▸ **Raw records**
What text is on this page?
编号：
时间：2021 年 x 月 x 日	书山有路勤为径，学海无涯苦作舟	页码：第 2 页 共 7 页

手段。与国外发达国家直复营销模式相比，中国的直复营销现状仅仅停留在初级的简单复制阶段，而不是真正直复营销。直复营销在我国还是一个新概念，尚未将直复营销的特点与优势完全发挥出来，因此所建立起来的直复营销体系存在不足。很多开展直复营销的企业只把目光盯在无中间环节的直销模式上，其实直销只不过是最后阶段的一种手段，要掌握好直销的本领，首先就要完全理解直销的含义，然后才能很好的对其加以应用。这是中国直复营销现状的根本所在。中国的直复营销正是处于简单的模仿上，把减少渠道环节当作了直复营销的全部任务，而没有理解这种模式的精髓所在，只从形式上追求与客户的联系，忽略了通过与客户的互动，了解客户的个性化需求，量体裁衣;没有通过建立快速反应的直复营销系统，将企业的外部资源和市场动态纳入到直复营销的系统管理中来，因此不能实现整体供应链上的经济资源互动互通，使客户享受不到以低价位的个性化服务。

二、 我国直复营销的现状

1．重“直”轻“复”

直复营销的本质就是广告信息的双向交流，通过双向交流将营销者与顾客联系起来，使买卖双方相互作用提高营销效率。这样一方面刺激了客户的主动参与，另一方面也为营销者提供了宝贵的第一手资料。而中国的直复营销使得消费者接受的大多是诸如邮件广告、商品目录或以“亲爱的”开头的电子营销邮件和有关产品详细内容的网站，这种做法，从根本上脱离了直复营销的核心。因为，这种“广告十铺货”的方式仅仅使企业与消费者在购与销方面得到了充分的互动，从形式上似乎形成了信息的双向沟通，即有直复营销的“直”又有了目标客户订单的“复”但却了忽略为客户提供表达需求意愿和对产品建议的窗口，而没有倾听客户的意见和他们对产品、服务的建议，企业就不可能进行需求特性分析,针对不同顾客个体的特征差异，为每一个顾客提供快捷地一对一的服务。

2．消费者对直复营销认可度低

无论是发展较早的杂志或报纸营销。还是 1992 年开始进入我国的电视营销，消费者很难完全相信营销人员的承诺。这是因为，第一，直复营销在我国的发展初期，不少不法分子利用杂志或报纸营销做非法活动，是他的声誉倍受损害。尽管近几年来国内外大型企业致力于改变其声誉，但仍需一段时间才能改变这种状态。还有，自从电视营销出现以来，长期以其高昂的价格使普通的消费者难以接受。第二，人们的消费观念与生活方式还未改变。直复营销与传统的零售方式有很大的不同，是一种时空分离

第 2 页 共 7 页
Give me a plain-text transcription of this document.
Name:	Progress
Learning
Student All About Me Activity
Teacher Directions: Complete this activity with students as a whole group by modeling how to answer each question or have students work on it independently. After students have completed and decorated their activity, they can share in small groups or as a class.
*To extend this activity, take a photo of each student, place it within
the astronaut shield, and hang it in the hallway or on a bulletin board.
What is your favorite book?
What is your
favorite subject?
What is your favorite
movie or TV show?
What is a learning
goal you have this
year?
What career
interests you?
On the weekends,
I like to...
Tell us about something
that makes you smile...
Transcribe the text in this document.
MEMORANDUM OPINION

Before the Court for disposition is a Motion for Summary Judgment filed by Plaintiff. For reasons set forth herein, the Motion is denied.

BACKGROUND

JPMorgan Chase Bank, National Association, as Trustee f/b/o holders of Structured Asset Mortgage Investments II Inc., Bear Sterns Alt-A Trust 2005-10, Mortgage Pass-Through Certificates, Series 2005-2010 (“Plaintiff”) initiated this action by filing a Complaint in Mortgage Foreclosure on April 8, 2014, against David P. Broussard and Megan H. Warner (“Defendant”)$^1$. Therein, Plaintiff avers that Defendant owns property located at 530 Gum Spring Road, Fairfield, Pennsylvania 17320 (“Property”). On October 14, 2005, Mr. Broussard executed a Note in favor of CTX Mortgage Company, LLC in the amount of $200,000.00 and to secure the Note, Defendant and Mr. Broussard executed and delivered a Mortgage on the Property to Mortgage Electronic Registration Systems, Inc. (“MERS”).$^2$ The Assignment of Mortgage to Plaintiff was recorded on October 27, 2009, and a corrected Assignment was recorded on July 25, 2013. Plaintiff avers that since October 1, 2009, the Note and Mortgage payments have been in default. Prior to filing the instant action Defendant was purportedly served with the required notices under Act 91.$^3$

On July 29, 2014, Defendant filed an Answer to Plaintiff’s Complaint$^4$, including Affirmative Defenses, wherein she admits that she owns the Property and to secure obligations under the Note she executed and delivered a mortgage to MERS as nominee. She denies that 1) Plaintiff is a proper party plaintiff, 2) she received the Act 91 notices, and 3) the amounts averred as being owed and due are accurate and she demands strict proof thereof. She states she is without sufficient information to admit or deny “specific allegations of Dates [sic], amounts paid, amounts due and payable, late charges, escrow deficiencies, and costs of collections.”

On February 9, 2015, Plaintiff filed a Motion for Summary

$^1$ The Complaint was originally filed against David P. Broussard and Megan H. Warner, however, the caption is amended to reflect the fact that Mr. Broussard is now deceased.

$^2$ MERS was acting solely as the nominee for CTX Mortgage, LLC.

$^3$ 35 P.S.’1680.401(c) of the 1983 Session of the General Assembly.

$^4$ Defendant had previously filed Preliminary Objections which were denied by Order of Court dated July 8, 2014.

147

▸ **What is asked**
Each line above that includes "text" should be shown.

▸ **The solution**
What text is on this page?
Give me a plain-text transcription of this document.
Transcribe the text in this document.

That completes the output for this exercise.